#### SET PROBLEM:
Pictures aside, quote the whole listing exactly.
─── DATA PROVIDED
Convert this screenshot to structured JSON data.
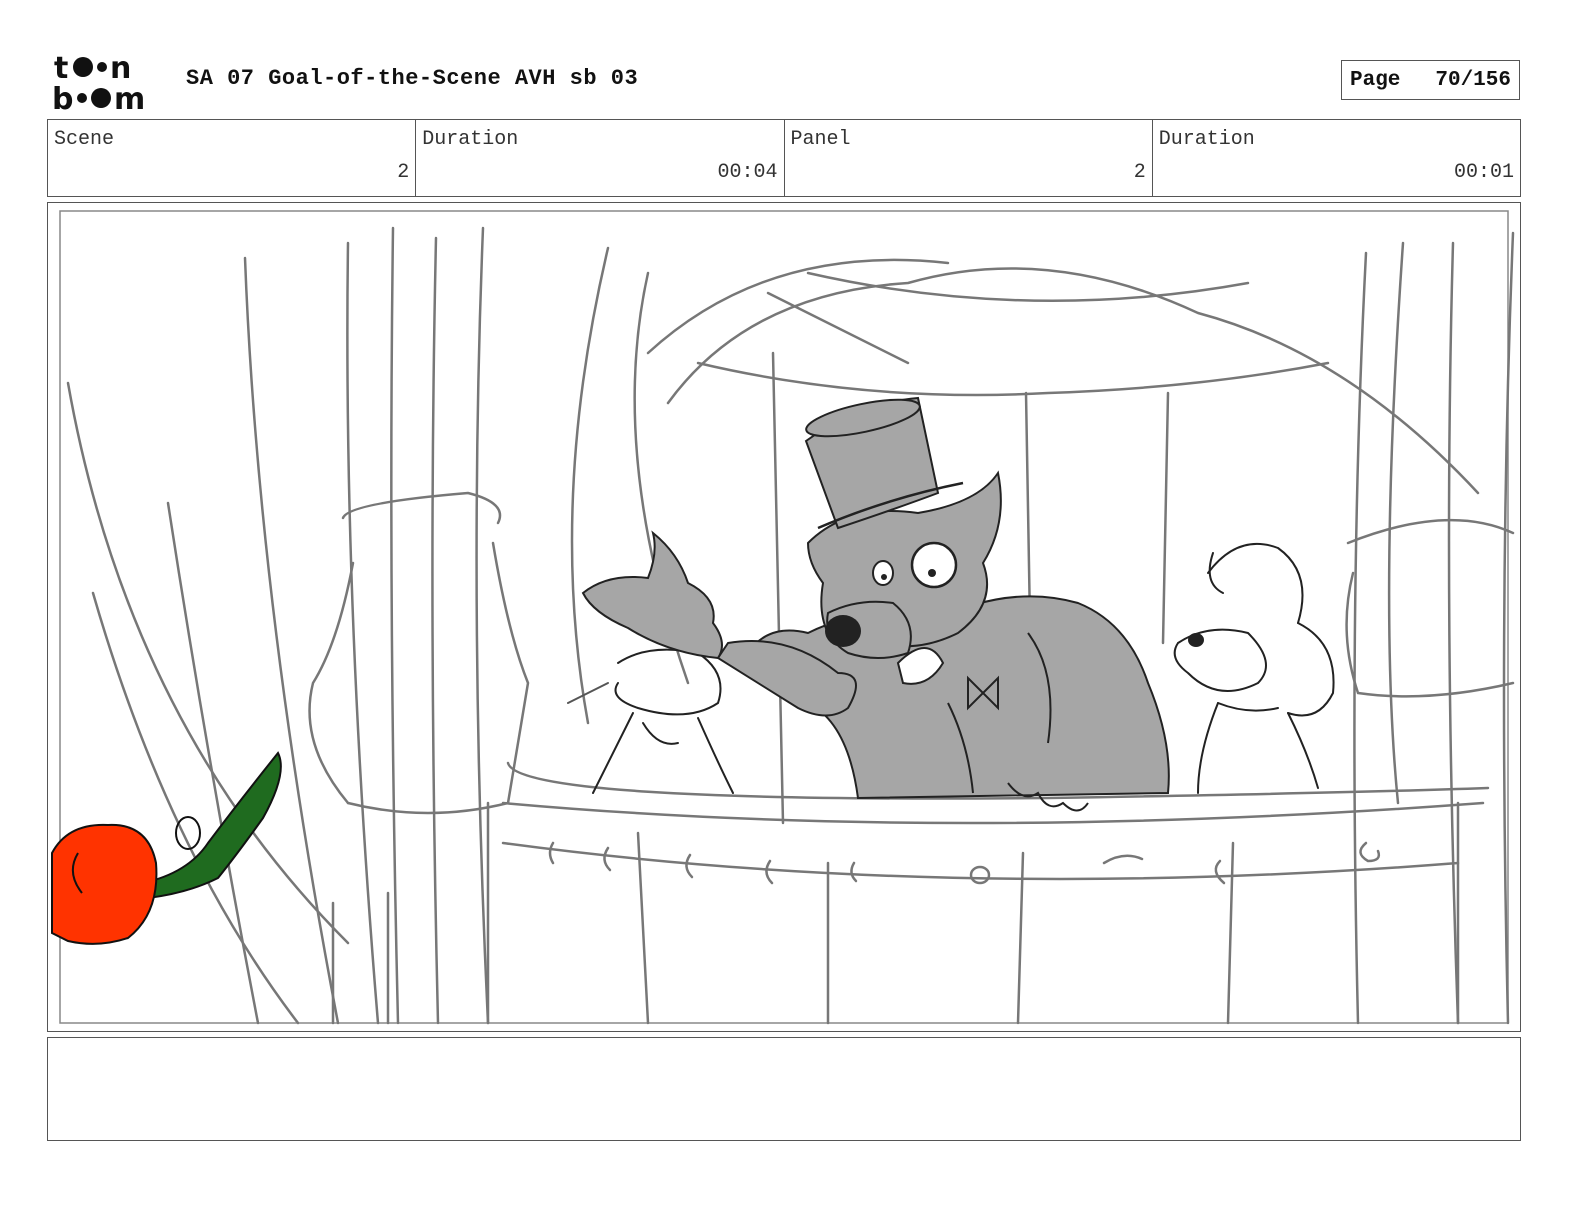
{
  "header": {
    "logo_text": "toon boom",
    "title": "SA 07 Goal-of-the-Scene AVH sb 03",
    "page_label": "Page",
    "page_value": "70/156"
  },
  "info": {
    "scene_label": "Scene",
    "scene_value": "2",
    "scene_duration_label": "Duration",
    "scene_duration_value": "00:04",
    "panel_label": "Panel",
    "panel_value": "2",
    "panel_duration_label": "Duration",
    "panel_duration_value": "00:01"
  },
  "notes": {
    "text": ""
  },
  "colors": {
    "rose": "#ff3300",
    "stem": "#1f6b1f",
    "character_fill": "#a6a6a6",
    "sketch_line": "#777777"
  }
}
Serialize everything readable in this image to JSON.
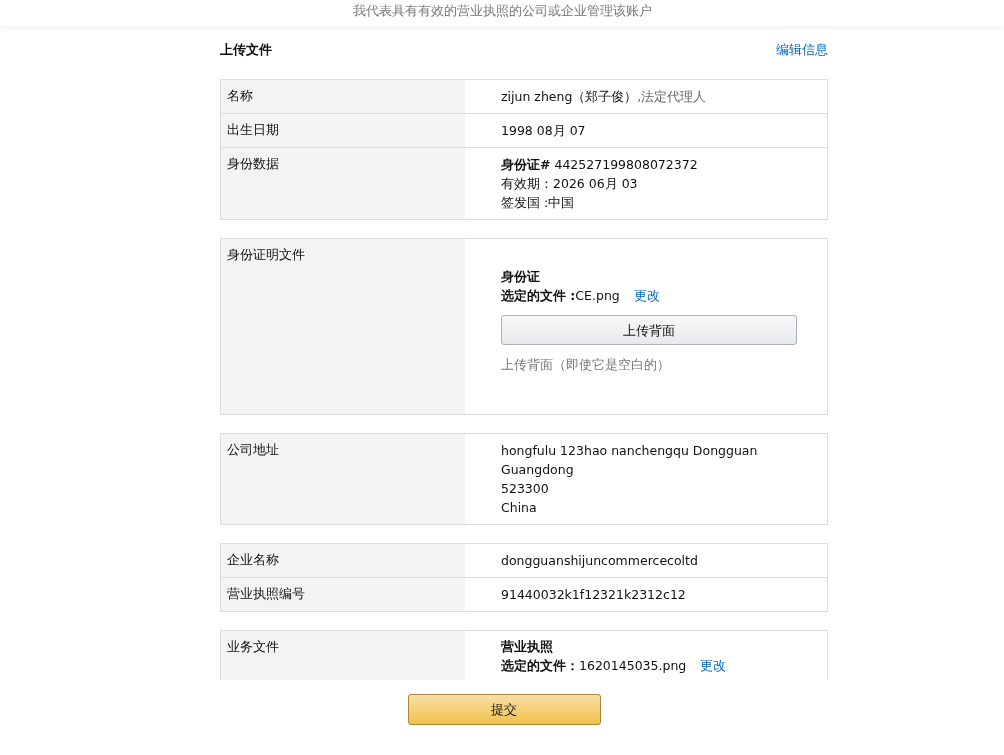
{
  "notice": "我代表具有有效的营业执照的公司或企业管理该账户",
  "header": {
    "title": "上传文件",
    "edit_link": "编辑信息"
  },
  "sections": [
    {
      "rows": [
        {
          "label": "名称",
          "kind": "name",
          "value": "zijun zheng（郑子俊）",
          "role": ",法定代理人"
        },
        {
          "label": "出生日期",
          "kind": "lines",
          "lines": [
            "1998 08月 07"
          ]
        },
        {
          "label": "身份数据",
          "kind": "lines",
          "lines": [
            "**身份证#** 442527199808072372",
            "有效期：2026 06月 03",
            "签发国 :中国"
          ]
        }
      ]
    },
    {
      "rows": [
        {
          "label": "身份证明文件",
          "kind": "upload",
          "doc_title": "身份证",
          "file_label": "选定的文件 :",
          "file_name": "CE.png",
          "change_link": "更改",
          "button": "上传背面",
          "hint": "上传背面（即使它是空白的）"
        }
      ]
    },
    {
      "rows": [
        {
          "label": "公司地址",
          "kind": "lines",
          "lines": [
            "hongfulu 123hao nanchengqu Dongguan",
            "Guangdong",
            "523300",
            "China"
          ]
        }
      ]
    },
    {
      "rows": [
        {
          "label": "企业名称",
          "kind": "lines",
          "lines": [
            "dongguanshijuncommercecoltd"
          ]
        },
        {
          "label": "营业执照编号",
          "kind": "lines",
          "lines": [
            "91440032k1f12321k2312c12"
          ]
        }
      ]
    },
    {
      "rows": [
        {
          "label": "业务文件",
          "kind": "upload",
          "doc_title": "营业执照",
          "file_label": "选定的文件：",
          "file_name": "1620145035.png",
          "change_link": "更改"
        }
      ]
    }
  ],
  "submit_button": "提交"
}
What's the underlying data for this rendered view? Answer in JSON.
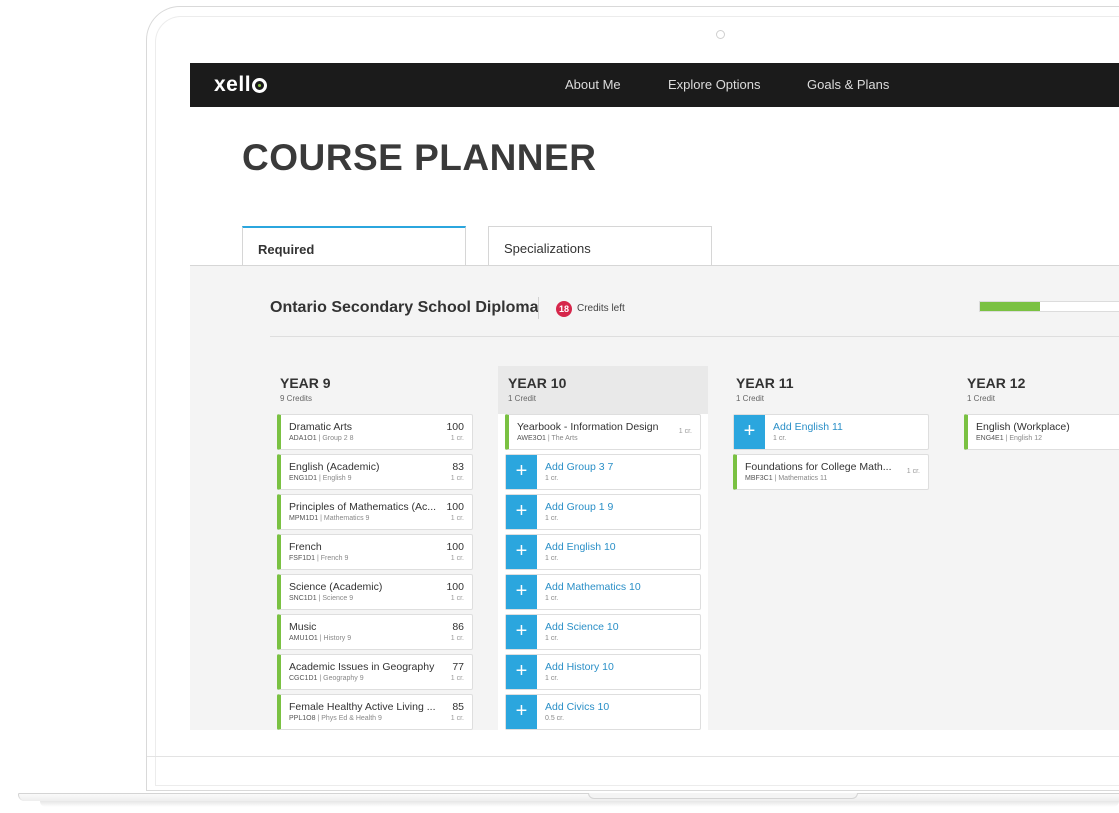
{
  "nav": {
    "logo": "xello",
    "items": [
      "About Me",
      "Explore Options",
      "Goals & Plans"
    ]
  },
  "page": {
    "title": "COURSE PLANNER"
  },
  "tabs": [
    {
      "label": "Required",
      "active": true
    },
    {
      "label": "Specializations",
      "active": false
    }
  ],
  "diploma": {
    "name": "Ontario Secondary School Diploma",
    "credits_left": "18",
    "credits_left_label": "Credits left",
    "progress_fraction": 0.43
  },
  "years": [
    {
      "title": "YEAR 9",
      "credits": "9 Credits",
      "courses": [
        {
          "type": "course",
          "title": "Dramatic Arts",
          "code": "ADA1O1",
          "group": "Group 2 8",
          "score": "100",
          "cr": "1 cr."
        },
        {
          "type": "course",
          "title": "English (Academic)",
          "code": "ENG1D1",
          "group": "English 9",
          "score": "83",
          "cr": "1 cr."
        },
        {
          "type": "course",
          "title": "Principles of Mathematics (Ac...",
          "code": "MPM1D1",
          "group": "Mathematics 9",
          "score": "100",
          "cr": "1 cr."
        },
        {
          "type": "course",
          "title": "French",
          "code": "FSF1D1",
          "group": "French 9",
          "score": "100",
          "cr": "1 cr."
        },
        {
          "type": "course",
          "title": "Science (Academic)",
          "code": "SNC1D1",
          "group": "Science 9",
          "score": "100",
          "cr": "1 cr."
        },
        {
          "type": "course",
          "title": "Music",
          "code": "AMU1O1",
          "group": "History 9",
          "score": "86",
          "cr": "1 cr."
        },
        {
          "type": "course",
          "title": "Academic Issues in Geography",
          "code": "CGC1D1",
          "group": "Geography 9",
          "score": "77",
          "cr": "1 cr."
        },
        {
          "type": "course",
          "title": "Female Healthy Active Living ...",
          "code": "PPL1O8",
          "group": "Phys Ed & Health 9",
          "score": "85",
          "cr": "1 cr."
        }
      ]
    },
    {
      "title": "YEAR 10",
      "credits": "1 Credit",
      "courses": [
        {
          "type": "course",
          "title": "Yearbook - Information Design",
          "code": "AWE3O1",
          "group": "The Arts",
          "score": "",
          "cr": "1 cr."
        },
        {
          "type": "add",
          "title": "Add Group 3 7",
          "cr": "1 cr."
        },
        {
          "type": "add",
          "title": "Add Group 1 9",
          "cr": "1 cr."
        },
        {
          "type": "add",
          "title": "Add English 10",
          "cr": "1 cr."
        },
        {
          "type": "add",
          "title": "Add Mathematics 10",
          "cr": "1 cr."
        },
        {
          "type": "add",
          "title": "Add Science 10",
          "cr": "1 cr."
        },
        {
          "type": "add",
          "title": "Add History 10",
          "cr": "1 cr."
        },
        {
          "type": "add",
          "title": "Add Civics 10",
          "cr": "0.5 cr."
        }
      ]
    },
    {
      "title": "YEAR 11",
      "credits": "1 Credit",
      "courses": [
        {
          "type": "add",
          "title": "Add English 11",
          "cr": "1 cr."
        },
        {
          "type": "course",
          "title": "Foundations for College Math...",
          "code": "MBF3C1",
          "group": "Mathematics 11",
          "score": "",
          "cr": "1 cr."
        }
      ]
    },
    {
      "title": "YEAR 12",
      "credits": "1 Credit",
      "courses": [
        {
          "type": "course",
          "title": "English (Workplace)",
          "code": "ENG4E1",
          "group": "English 12",
          "score": "",
          "cr": ""
        }
      ]
    }
  ],
  "colors": {
    "accent": "#2ba6de",
    "complete": "#7ac142",
    "badge": "#d6264b",
    "navbar": "#1b1b1b"
  }
}
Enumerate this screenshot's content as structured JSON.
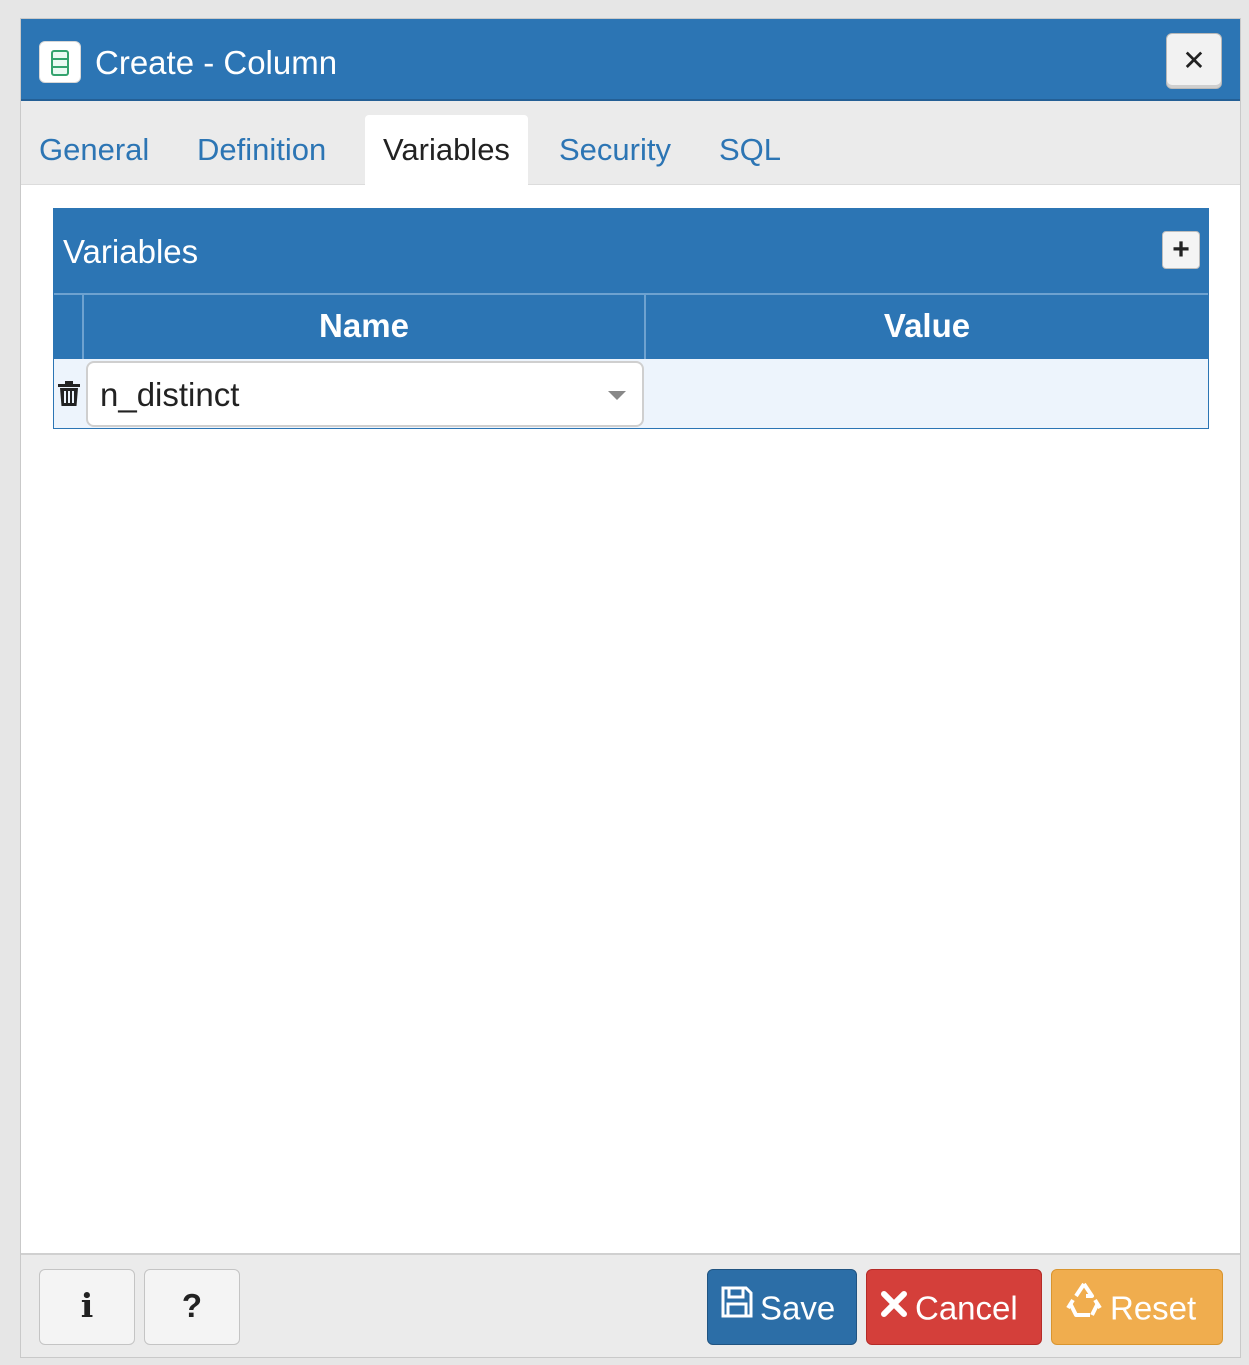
{
  "dialog": {
    "title": "Create - Column",
    "title_icon": "column-icon",
    "close_icon": "close-icon"
  },
  "tabs": [
    {
      "label": "General",
      "active": false
    },
    {
      "label": "Definition",
      "active": false
    },
    {
      "label": "Variables",
      "active": true
    },
    {
      "label": "Security",
      "active": false
    },
    {
      "label": "SQL",
      "active": false
    }
  ],
  "variables": {
    "title": "Variables",
    "add_icon": "plus-icon",
    "columns": {
      "name": "Name",
      "value": "Value"
    },
    "rows": [
      {
        "name": "n_distinct",
        "value": ""
      }
    ]
  },
  "footer": {
    "info_label": "i",
    "help_label": "?",
    "save_label": "Save",
    "cancel_label": "Cancel",
    "reset_label": "Reset"
  },
  "colors": {
    "primary": "#2c75b4",
    "save": "#2c6ea7",
    "cancel": "#d43f3a",
    "reset": "#f0ad4e"
  }
}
──────
#### EXERCISE OUTPUT:
Convert this screenshot to structured JSON data.
{
  "header": {
    "logo_text": "toon boom",
    "title": "SA 07 Goal-of-the-Scene AVH sb 03",
    "page_label": "Page",
    "page_value": "70/156"
  },
  "info": {
    "scene_label": "Scene",
    "scene_value": "2",
    "scene_duration_label": "Duration",
    "scene_duration_value": "00:04",
    "panel_label": "Panel",
    "panel_value": "2",
    "panel_duration_label": "Duration",
    "panel_duration_value": "00:01"
  },
  "notes": {
    "text": ""
  },
  "colors": {
    "rose": "#ff3300",
    "stem": "#1f6b1f",
    "character_fill": "#a6a6a6",
    "sketch_line": "#777777"
  }
}
Serialize everything readable in this image to JSON.
{
  "notice": "我代表具有有效的营业执照的公司或企业管理该账户",
  "header": {
    "title": "上传文件",
    "edit_link": "编辑信息"
  },
  "sections": [
    {
      "rows": [
        {
          "label": "名称",
          "kind": "name",
          "value": "zijun zheng（郑子俊）",
          "role": ",法定代理人"
        },
        {
          "label": "出生日期",
          "kind": "lines",
          "lines": [
            "1998 08月 07"
          ]
        },
        {
          "label": "身份数据",
          "kind": "lines",
          "lines": [
            "**身份证#** 442527199808072372",
            "有效期：2026 06月 03",
            "签发国 :中国"
          ]
        }
      ]
    },
    {
      "rows": [
        {
          "label": "身份证明文件",
          "kind": "upload",
          "doc_title": "身份证",
          "file_label": "选定的文件 :",
          "file_name": "CE.png",
          "change_link": "更改",
          "button": "上传背面",
          "hint": "上传背面（即使它是空白的）"
        }
      ]
    },
    {
      "rows": [
        {
          "label": "公司地址",
          "kind": "lines",
          "lines": [
            "hongfulu 123hao nanchengqu Dongguan",
            "Guangdong",
            "523300",
            "China"
          ]
        }
      ]
    },
    {
      "rows": [
        {
          "label": "企业名称",
          "kind": "lines",
          "lines": [
            "dongguanshijuncommercecoltd"
          ]
        },
        {
          "label": "营业执照编号",
          "kind": "lines",
          "lines": [
            "91440032k1f12321k2312c12"
          ]
        }
      ]
    },
    {
      "rows": [
        {
          "label": "业务文件",
          "kind": "upload",
          "doc_title": "营业执照",
          "file_label": "选定的文件：",
          "file_name": "1620145035.png",
          "change_link": "更改"
        }
      ]
    }
  ],
  "submit_button": "提交"
}
What's the underlying data for this rendered view? Answer in JSON.
{
  "nav": {
    "logo": "xello",
    "items": [
      "About Me",
      "Explore Options",
      "Goals & Plans"
    ]
  },
  "page": {
    "title": "COURSE PLANNER"
  },
  "tabs": [
    {
      "label": "Required",
      "active": true
    },
    {
      "label": "Specializations",
      "active": false
    }
  ],
  "diploma": {
    "name": "Ontario Secondary School Diploma",
    "credits_left": "18",
    "credits_left_label": "Credits left",
    "progress_fraction": 0.43
  },
  "years": [
    {
      "title": "YEAR 9",
      "credits": "9 Credits",
      "courses": [
        {
          "type": "course",
          "title": "Dramatic Arts",
          "code": "ADA1O1",
          "group": "Group 2 8",
          "score": "100",
          "cr": "1 cr."
        },
        {
          "type": "course",
          "title": "English (Academic)",
          "code": "ENG1D1",
          "group": "English 9",
          "score": "83",
          "cr": "1 cr."
        },
        {
          "type": "course",
          "title": "Principles of Mathematics (Ac...",
          "code": "MPM1D1",
          "group": "Mathematics 9",
          "score": "100",
          "cr": "1 cr."
        },
        {
          "type": "course",
          "title": "French",
          "code": "FSF1D1",
          "group": "French 9",
          "score": "100",
          "cr": "1 cr."
        },
        {
          "type": "course",
          "title": "Science (Academic)",
          "code": "SNC1D1",
          "group": "Science 9",
          "score": "100",
          "cr": "1 cr."
        },
        {
          "type": "course",
          "title": "Music",
          "code": "AMU1O1",
          "group": "History 9",
          "score": "86",
          "cr": "1 cr."
        },
        {
          "type": "course",
          "title": "Academic Issues in Geography",
          "code": "CGC1D1",
          "group": "Geography 9",
          "score": "77",
          "cr": "1 cr."
        },
        {
          "type": "course",
          "title": "Female Healthy Active Living ...",
          "code": "PPL1O8",
          "group": "Phys Ed & Health 9",
          "score": "85",
          "cr": "1 cr."
        }
      ]
    },
    {
      "title": "YEAR 10",
      "credits": "1 Credit",
      "courses": [
        {
          "type": "course",
          "title": "Yearbook - Information Design",
          "code": "AWE3O1",
          "group": "The Arts",
          "score": "",
          "cr": "1 cr."
        },
        {
          "type": "add",
          "title": "Add Group 3 7",
          "cr": "1 cr."
        },
        {
          "type": "add",
          "title": "Add Group 1 9",
          "cr": "1 cr."
        },
        {
          "type": "add",
          "title": "Add English 10",
          "cr": "1 cr."
        },
        {
          "type": "add",
          "title": "Add Mathematics 10",
          "cr": "1 cr."
        },
        {
          "type": "add",
          "title": "Add Science 10",
          "cr": "1 cr."
        },
        {
          "type": "add",
          "title": "Add History 10",
          "cr": "1 cr."
        },
        {
          "type": "add",
          "title": "Add Civics 10",
          "cr": "0.5 cr."
        }
      ]
    },
    {
      "title": "YEAR 11",
      "credits": "1 Credit",
      "courses": [
        {
          "type": "add",
          "title": "Add English 11",
          "cr": "1 cr."
        },
        {
          "type": "course",
          "title": "Foundations for College Math...",
          "code": "MBF3C1",
          "group": "Mathematics 11",
          "score": "",
          "cr": "1 cr."
        }
      ]
    },
    {
      "title": "YEAR 12",
      "credits": "1 Credit",
      "courses": [
        {
          "type": "course",
          "title": "English (Workplace)",
          "code": "ENG4E1",
          "group": "English 12",
          "score": "",
          "cr": ""
        }
      ]
    }
  ],
  "colors": {
    "accent": "#2ba6de",
    "complete": "#7ac142",
    "badge": "#d6264b",
    "navbar": "#1b1b1b"
  }
}
Enumerate this screenshot's content as structured JSON.
{
  "dialog": {
    "title": "Create - Column",
    "title_icon": "column-icon",
    "close_icon": "close-icon"
  },
  "tabs": [
    {
      "label": "General",
      "active": false
    },
    {
      "label": "Definition",
      "active": false
    },
    {
      "label": "Variables",
      "active": true
    },
    {
      "label": "Security",
      "active": false
    },
    {
      "label": "SQL",
      "active": false
    }
  ],
  "variables": {
    "title": "Variables",
    "add_icon": "plus-icon",
    "columns": {
      "name": "Name",
      "value": "Value"
    },
    "rows": [
      {
        "name": "n_distinct",
        "value": ""
      }
    ]
  },
  "footer": {
    "info_label": "i",
    "help_label": "?",
    "save_label": "Save",
    "cancel_label": "Cancel",
    "reset_label": "Reset"
  },
  "colors": {
    "primary": "#2c75b4",
    "save": "#2c6ea7",
    "cancel": "#d43f3a",
    "reset": "#f0ad4e"
  }
}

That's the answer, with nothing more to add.